DO THIS
Output the material below unchanged, apart from leaving out the pictures.

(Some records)
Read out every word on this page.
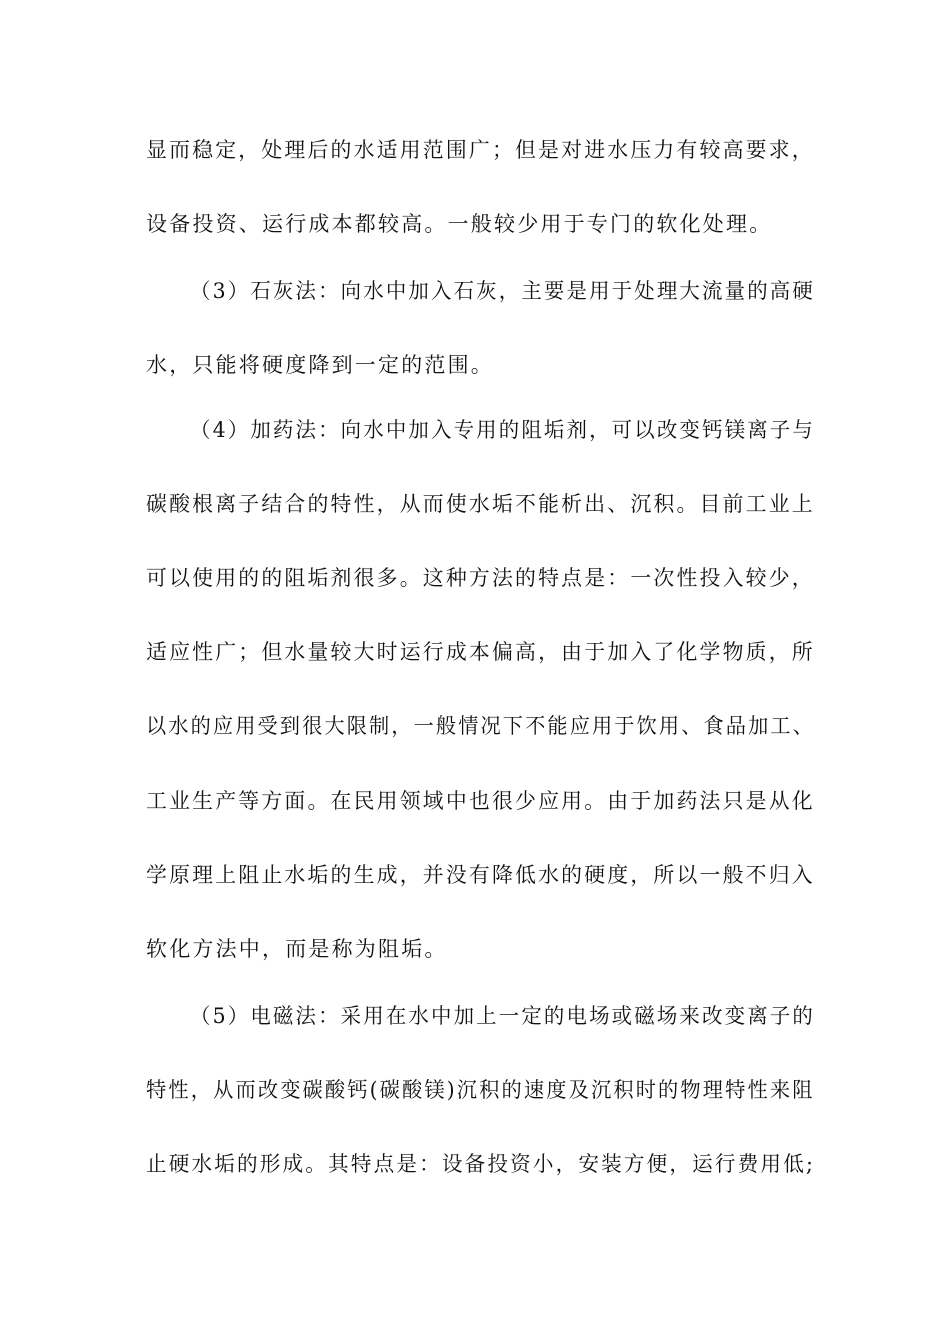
显而稳定，处理后的水适用范围广；但是对进水压力有较高要求，
设备投资、运行成本都较高。一般较少用于专门的软化处理。
（3）石灰法：向水中加入石灰，主要是用于处理大流量的高硬
水，只能将硬度降到一定的范围。
（4）加药法：向水中加入专用的阻垢剂，可以改变钙镁离子与
碳酸根离子结合的特性，从而使水垢不能析出、沉积。目前工业上
可以使用的的阻垢剂很多。这种方法的特点是：一次性投入较少，
适应性广；但水量较大时运行成本偏高，由于加入了化学物质，所
以水的应用受到很大限制，一般情况下不能应用于饮用、食品加工、
工业生产等方面。在民用领域中也很少应用。由于加药法只是从化
学原理上阻止水垢的生成，并没有降低水的硬度，所以一般不归入
软化方法中，而是称为阻垢。
（5）电磁法：采用在水中加上一定的电场或磁场来改变离子的
特性，从而改变碳酸钙(碳酸镁)沉积的速度及沉积时的物理特性来阻
止硬水垢的形成。其特点是：设备投资小，安装方便，运行费用低;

EXPECTED OUTPUT
Read out every word on this page.
显而稳定，处理后的水适用范围广；但是对进水压力有较高要求，
设备投资、运行成本都较高。一般较少用于专门的软化处理。
（3）石灰法：向水中加入石灰，主要是用于处理大流量的高硬
水，只能将硬度降到一定的范围。
（4）加药法：向水中加入专用的阻垢剂，可以改变钙镁离子与
碳酸根离子结合的特性，从而使水垢不能析出、沉积。目前工业上
可以使用的的阻垢剂很多。这种方法的特点是：一次性投入较少，
适应性广；但水量较大时运行成本偏高，由于加入了化学物质，所
以水的应用受到很大限制，一般情况下不能应用于饮用、食品加工、
工业生产等方面。在民用领域中也很少应用。由于加药法只是从化
学原理上阻止水垢的生成，并没有降低水的硬度，所以一般不归入
软化方法中，而是称为阻垢。
（5）电磁法：采用在水中加上一定的电场或磁场来改变离子的
特性，从而改变碳酸钙(碳酸镁)沉积的速度及沉积时的物理特性来阻
止硬水垢的形成。其特点是：设备投资小，安装方便，运行费用低;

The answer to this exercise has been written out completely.